Un digno hombre mayor se presenta ante ellos y les da un mensaje valiente y vigoroso: lo que de verdad da el poder y alza al pueblo es el capitalismo, el muy denostado sistema económico que deriva de la propiedad privada de los medios de producción.
Este hombre, Ludwig von Mises, había sido el principal defensor mundial del capitalismo durante medio siglo, así que su mensaje estaba muy bien construido. No era solo un genio creativo, sino un soberbio educador, que reducía el capitalismo a las características esenciales que creía que todo ciudadano necesitaba conocer. Como ha recogido su esposa, Margit, el efecto sobre la masa fue estimulante. Después de pasar años en una atmósfera intelectual de ideas obsoletas y estancadas: “La audiencia reaccionó como si se hubiera abierto una ventana y se hubiese permitido que aire fresco pasara por las aulas”.
Este discurso fue el primero de una serie cuyas transcripciones se recogen en el libro Política económica (Seis lecciones sobre capitalismo), editado por Margit.

## Ejercicios
A. Copia del texto sobre Ludwig von Mises el pasaje que va desde "Este hombre, Ludwig" hasta "editado por Margit." y renombra a "Margit" como "Margarethe".
B. Según el texto sobre Ludwig von Mises, ¿en qué libro se recogen las transcripciones de la serie de discursos?

## Datos proporcionados
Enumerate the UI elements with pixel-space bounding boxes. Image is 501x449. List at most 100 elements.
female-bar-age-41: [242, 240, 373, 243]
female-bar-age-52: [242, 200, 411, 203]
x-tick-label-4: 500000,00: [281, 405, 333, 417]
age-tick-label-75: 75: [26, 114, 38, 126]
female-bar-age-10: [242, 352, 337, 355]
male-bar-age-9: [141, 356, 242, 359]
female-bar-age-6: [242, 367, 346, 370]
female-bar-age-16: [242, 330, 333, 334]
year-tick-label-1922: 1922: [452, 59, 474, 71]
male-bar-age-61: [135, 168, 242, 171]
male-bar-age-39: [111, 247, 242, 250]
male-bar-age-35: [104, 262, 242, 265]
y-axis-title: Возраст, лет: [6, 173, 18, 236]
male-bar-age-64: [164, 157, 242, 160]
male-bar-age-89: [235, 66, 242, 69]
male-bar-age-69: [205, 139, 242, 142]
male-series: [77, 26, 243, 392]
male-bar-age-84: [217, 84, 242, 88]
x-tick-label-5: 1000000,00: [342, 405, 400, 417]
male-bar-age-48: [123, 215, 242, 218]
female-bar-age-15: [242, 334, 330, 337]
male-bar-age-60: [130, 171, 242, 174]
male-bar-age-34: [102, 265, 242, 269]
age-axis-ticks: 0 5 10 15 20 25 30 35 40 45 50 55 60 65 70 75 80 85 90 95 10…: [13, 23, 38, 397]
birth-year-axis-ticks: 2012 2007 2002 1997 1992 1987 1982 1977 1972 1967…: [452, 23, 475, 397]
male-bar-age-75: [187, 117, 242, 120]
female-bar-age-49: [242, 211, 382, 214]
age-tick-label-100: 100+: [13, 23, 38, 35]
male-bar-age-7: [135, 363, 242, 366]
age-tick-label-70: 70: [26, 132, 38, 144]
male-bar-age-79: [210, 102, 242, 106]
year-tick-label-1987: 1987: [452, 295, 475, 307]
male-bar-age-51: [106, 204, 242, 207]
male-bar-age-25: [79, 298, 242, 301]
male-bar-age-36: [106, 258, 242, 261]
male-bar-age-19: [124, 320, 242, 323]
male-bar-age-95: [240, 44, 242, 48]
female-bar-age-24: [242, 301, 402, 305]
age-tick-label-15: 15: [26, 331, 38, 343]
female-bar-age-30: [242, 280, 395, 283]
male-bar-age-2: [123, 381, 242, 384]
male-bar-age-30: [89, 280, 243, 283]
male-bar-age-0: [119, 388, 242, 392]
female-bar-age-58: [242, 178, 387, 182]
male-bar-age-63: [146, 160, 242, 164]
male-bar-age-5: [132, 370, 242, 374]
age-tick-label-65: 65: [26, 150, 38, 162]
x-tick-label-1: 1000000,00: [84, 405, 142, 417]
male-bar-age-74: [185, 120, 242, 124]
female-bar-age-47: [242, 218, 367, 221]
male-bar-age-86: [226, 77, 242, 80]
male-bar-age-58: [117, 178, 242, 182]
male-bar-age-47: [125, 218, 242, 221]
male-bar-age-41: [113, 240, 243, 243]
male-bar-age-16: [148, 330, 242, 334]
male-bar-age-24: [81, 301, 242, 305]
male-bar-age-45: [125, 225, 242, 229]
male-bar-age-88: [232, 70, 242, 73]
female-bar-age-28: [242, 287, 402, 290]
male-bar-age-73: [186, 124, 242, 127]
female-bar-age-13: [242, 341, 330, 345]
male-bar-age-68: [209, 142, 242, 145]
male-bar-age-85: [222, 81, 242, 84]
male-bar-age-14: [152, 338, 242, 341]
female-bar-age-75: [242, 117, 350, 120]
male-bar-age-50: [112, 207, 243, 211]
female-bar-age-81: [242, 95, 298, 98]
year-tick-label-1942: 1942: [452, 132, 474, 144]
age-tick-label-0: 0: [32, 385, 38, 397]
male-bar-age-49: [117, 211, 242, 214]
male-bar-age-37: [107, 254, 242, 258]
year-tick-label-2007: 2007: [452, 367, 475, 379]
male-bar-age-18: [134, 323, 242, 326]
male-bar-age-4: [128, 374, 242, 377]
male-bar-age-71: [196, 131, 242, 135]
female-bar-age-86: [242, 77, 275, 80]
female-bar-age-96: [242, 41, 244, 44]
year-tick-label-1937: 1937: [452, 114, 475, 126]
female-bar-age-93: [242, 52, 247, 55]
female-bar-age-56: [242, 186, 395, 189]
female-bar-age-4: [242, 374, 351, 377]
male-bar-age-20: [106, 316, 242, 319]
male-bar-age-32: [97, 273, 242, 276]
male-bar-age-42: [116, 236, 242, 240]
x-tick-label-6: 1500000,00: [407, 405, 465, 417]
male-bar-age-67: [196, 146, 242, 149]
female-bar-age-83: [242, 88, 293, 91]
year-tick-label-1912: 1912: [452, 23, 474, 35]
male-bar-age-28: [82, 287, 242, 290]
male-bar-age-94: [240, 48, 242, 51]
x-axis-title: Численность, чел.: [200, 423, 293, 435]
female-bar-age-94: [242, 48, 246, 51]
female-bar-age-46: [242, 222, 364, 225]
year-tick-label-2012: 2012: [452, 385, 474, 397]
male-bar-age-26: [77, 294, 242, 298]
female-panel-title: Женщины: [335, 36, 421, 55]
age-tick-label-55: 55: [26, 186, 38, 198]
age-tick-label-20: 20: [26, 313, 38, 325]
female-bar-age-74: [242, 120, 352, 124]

## Soluciones
A.
Este hombre, Ludwig von Mises, había sido el principal defensor mundial del capitalismo durante medio siglo, así que su mensaje estaba muy bien construido. No era solo un genio creativo, sino un soberbio educador, que reducía el capitalismo a las características esenciales que creía que todo ciudadano necesitaba conocer. Como ha recogido su esposa, Margarethe, el efecto sobre la masa fue estimulante. Después de pasar años en una atmósfera intelectual de ideas obsoletas y estancadas: “La audiencia reaccionó como si se hubiera abierto una ventana y se hubiese permitido que aire fresco pasara por las aulas”.
Este discurso fue el primero de una serie cuyas transcripciones se recogen en el libro Política económica (Seis lecciones sobre capitalismo), editado por Margarethe.

B. En el libro Política económica (Seis lecciones sobre capitalismo).